▶ **Dataset items**:
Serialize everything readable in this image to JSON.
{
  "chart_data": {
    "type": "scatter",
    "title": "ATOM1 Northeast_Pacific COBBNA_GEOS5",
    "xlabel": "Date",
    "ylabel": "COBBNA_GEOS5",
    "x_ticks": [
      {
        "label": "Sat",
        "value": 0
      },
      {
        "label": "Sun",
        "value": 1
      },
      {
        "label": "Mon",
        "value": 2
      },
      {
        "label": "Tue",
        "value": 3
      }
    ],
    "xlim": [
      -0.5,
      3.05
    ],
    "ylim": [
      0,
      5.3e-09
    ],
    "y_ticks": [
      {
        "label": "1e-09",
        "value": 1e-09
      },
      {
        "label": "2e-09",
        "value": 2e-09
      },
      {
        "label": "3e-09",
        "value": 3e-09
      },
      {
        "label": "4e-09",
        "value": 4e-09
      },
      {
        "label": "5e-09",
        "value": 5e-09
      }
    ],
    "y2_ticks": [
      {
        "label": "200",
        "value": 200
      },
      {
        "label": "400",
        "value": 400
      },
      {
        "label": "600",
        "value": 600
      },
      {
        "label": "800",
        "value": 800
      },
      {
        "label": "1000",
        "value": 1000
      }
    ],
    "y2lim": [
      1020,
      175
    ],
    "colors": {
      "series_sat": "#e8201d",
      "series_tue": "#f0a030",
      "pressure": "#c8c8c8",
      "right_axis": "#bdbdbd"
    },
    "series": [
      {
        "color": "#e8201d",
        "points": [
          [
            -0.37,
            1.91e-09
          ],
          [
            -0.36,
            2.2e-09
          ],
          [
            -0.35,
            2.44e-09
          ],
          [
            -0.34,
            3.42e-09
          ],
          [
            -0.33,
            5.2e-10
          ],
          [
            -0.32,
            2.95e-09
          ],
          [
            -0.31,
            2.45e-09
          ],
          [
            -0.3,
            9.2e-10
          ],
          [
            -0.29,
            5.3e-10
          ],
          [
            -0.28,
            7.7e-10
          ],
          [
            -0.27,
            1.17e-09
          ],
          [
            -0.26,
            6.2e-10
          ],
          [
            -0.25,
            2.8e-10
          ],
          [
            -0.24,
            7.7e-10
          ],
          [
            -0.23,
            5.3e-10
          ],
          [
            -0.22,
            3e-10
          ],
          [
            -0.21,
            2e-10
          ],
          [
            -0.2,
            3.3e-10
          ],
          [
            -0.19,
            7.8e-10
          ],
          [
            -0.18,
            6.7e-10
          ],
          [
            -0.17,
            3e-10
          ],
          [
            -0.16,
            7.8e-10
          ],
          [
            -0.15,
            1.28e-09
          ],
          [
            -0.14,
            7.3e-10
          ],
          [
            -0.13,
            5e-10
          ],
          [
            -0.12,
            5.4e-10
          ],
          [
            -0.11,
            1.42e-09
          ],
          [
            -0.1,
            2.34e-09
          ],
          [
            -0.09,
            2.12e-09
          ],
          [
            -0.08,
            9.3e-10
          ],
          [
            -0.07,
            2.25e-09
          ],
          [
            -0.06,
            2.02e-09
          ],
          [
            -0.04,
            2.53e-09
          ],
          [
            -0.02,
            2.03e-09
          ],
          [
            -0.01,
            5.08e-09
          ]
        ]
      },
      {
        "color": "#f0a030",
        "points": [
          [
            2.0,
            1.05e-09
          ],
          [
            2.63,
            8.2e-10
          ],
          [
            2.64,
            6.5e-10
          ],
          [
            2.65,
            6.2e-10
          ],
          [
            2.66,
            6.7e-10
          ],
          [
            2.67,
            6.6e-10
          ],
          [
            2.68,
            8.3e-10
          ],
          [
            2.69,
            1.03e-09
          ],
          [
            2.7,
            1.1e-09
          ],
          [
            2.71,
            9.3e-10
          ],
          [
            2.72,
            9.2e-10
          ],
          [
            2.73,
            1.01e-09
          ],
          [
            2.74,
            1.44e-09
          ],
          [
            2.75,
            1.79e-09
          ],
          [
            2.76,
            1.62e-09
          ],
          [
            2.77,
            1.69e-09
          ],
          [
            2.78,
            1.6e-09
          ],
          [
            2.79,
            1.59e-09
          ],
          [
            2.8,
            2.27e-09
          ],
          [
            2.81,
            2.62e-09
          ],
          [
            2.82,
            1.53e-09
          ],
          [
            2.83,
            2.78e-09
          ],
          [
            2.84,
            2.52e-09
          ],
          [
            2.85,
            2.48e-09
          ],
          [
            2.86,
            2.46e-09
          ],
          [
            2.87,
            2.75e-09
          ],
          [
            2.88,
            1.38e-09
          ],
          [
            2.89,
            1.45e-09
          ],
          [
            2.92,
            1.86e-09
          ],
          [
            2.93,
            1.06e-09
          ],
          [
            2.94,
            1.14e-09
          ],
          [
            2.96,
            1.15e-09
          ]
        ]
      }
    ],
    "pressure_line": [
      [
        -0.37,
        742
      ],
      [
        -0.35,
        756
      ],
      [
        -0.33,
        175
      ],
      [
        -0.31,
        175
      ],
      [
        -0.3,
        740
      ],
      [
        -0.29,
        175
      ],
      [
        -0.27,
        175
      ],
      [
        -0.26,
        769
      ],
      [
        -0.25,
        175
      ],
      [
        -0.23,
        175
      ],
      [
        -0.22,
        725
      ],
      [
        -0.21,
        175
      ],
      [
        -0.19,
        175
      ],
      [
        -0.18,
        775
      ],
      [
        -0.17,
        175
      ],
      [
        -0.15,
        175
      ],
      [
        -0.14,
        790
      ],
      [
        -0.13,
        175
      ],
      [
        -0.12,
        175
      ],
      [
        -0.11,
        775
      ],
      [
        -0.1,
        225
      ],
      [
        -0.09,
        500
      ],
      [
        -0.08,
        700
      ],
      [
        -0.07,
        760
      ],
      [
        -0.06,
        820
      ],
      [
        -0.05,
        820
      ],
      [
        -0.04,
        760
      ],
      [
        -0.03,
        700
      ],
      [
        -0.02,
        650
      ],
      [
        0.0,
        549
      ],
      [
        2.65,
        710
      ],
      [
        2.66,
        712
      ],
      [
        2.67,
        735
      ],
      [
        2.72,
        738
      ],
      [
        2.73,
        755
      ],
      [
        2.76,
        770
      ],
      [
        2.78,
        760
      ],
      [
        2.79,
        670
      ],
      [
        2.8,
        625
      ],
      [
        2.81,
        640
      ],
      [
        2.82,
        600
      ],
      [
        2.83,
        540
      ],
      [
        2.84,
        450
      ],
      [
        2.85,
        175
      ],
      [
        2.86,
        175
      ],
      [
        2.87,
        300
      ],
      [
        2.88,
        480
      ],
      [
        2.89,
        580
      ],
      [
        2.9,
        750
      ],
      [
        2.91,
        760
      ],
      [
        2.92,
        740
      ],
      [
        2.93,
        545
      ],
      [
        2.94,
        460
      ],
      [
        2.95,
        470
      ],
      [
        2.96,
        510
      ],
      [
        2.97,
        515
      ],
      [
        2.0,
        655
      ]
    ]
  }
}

...

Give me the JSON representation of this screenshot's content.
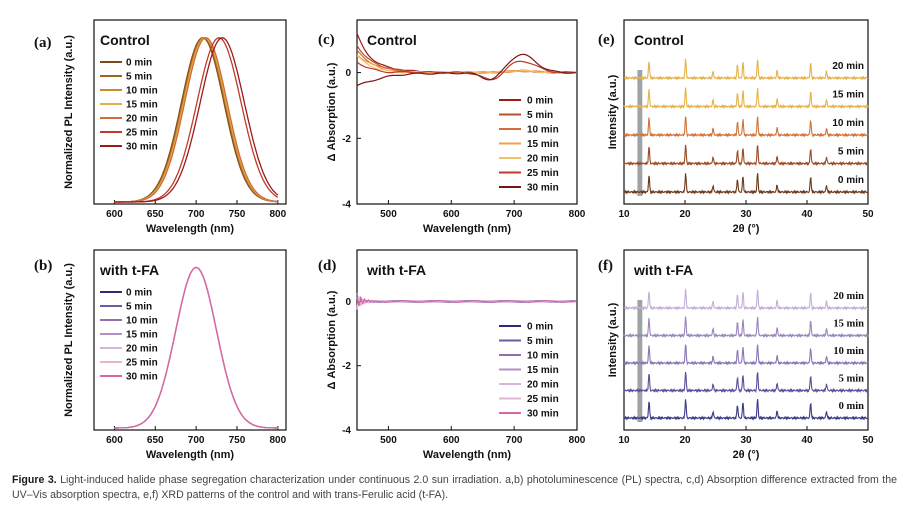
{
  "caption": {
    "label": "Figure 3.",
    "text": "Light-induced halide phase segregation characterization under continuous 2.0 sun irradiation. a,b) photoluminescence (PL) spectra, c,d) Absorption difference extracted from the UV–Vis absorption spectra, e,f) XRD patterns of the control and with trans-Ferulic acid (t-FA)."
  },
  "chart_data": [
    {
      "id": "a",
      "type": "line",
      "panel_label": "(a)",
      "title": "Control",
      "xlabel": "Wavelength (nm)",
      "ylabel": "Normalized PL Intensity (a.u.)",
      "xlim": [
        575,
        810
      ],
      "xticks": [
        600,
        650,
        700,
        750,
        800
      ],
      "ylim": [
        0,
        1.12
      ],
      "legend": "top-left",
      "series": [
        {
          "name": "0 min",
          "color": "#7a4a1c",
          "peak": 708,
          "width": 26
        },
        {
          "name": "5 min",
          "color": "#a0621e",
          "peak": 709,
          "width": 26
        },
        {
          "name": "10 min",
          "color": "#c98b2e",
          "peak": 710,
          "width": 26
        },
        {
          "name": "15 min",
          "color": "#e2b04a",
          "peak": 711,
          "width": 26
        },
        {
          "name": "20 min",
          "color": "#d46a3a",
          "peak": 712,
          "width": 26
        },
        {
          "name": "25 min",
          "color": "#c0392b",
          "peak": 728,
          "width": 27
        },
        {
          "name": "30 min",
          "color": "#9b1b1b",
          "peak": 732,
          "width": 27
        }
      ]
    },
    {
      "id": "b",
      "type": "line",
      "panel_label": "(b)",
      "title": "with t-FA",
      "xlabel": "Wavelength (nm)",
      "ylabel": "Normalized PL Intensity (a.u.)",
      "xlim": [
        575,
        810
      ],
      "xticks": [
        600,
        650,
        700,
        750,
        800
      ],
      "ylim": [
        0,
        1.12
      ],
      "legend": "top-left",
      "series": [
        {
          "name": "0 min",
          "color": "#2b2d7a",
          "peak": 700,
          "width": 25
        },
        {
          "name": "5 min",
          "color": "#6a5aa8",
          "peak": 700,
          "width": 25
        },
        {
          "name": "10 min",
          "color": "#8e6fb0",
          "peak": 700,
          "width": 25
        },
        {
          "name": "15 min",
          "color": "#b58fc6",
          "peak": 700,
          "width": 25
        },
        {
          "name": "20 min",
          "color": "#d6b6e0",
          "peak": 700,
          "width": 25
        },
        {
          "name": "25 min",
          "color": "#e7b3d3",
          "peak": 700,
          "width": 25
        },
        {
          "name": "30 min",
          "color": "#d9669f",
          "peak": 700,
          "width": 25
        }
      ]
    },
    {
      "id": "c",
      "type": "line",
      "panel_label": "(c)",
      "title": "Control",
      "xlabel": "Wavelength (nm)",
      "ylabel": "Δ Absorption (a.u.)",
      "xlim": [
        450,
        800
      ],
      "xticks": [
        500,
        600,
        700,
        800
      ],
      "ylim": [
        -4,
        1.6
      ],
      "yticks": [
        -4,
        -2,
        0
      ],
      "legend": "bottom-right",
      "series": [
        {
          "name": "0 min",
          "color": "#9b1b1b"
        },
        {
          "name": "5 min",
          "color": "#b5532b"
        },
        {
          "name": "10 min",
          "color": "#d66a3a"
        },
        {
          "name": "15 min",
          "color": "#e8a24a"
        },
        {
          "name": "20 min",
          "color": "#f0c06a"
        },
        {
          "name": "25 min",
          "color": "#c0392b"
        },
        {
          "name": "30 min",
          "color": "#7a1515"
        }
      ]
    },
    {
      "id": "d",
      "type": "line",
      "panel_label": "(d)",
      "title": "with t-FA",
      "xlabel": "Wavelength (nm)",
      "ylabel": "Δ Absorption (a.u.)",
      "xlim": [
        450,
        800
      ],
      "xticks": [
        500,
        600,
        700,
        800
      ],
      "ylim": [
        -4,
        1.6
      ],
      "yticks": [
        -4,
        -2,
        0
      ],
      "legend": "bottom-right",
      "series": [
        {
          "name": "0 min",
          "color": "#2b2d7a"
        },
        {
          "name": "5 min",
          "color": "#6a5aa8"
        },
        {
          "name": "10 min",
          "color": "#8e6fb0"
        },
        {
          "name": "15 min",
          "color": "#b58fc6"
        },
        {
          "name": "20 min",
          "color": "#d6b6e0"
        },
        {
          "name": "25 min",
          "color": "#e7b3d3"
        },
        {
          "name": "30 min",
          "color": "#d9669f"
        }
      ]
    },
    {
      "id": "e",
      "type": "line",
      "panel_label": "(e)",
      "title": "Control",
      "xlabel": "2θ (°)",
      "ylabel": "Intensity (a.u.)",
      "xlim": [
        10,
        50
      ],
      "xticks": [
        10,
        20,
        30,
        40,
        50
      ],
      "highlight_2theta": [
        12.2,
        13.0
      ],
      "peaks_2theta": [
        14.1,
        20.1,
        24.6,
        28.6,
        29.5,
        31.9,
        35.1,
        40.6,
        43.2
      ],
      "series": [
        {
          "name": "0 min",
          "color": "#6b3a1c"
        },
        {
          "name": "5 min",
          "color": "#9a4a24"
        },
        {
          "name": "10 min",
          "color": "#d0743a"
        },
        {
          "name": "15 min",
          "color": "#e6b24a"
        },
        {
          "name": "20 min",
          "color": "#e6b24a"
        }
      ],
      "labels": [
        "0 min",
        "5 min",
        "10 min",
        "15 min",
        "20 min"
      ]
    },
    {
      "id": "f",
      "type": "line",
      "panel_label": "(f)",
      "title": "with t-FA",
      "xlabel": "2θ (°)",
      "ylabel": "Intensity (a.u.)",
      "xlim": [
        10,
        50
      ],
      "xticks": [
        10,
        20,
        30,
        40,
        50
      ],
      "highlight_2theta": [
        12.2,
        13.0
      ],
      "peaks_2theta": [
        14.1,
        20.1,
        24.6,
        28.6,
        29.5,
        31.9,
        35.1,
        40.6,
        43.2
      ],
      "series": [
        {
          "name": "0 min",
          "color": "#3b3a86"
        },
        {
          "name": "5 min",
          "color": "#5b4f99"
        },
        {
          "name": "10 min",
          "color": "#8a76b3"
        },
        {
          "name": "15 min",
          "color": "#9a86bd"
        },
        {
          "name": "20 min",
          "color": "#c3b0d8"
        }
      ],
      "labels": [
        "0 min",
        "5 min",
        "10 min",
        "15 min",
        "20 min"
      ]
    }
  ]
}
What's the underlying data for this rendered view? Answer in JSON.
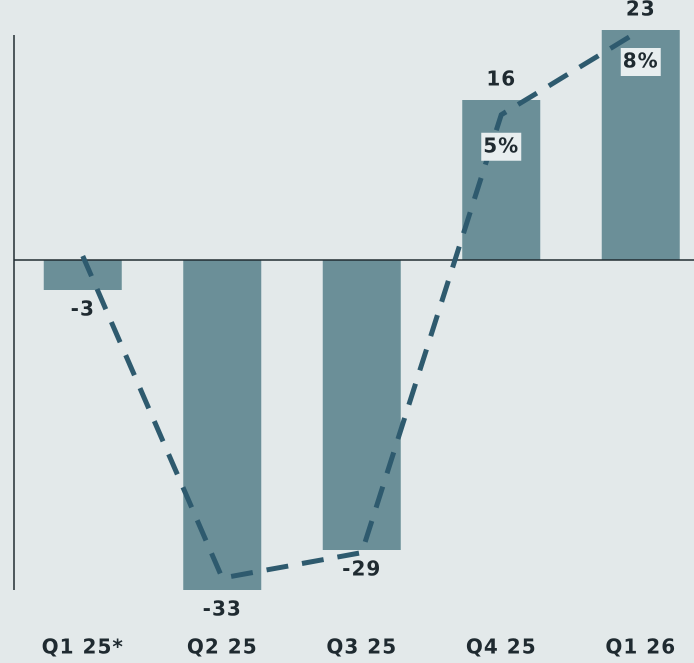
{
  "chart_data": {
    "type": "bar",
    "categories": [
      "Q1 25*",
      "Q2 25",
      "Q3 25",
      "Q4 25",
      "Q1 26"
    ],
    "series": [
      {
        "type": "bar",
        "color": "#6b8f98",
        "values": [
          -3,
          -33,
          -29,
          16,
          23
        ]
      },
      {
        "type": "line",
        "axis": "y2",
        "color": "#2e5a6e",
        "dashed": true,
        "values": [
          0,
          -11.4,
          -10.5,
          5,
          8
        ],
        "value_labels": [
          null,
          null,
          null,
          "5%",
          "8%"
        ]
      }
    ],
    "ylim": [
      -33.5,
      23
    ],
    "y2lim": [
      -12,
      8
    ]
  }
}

▶ **TO DO**:
Copy each line above containing the string "this".

▶ **TASK RESULT**:
Serialize everything readable in this image to JSON.
Give me the JSON representation of this screenshot's content.
What's the underlying data for this rendered view? Answer in JSON.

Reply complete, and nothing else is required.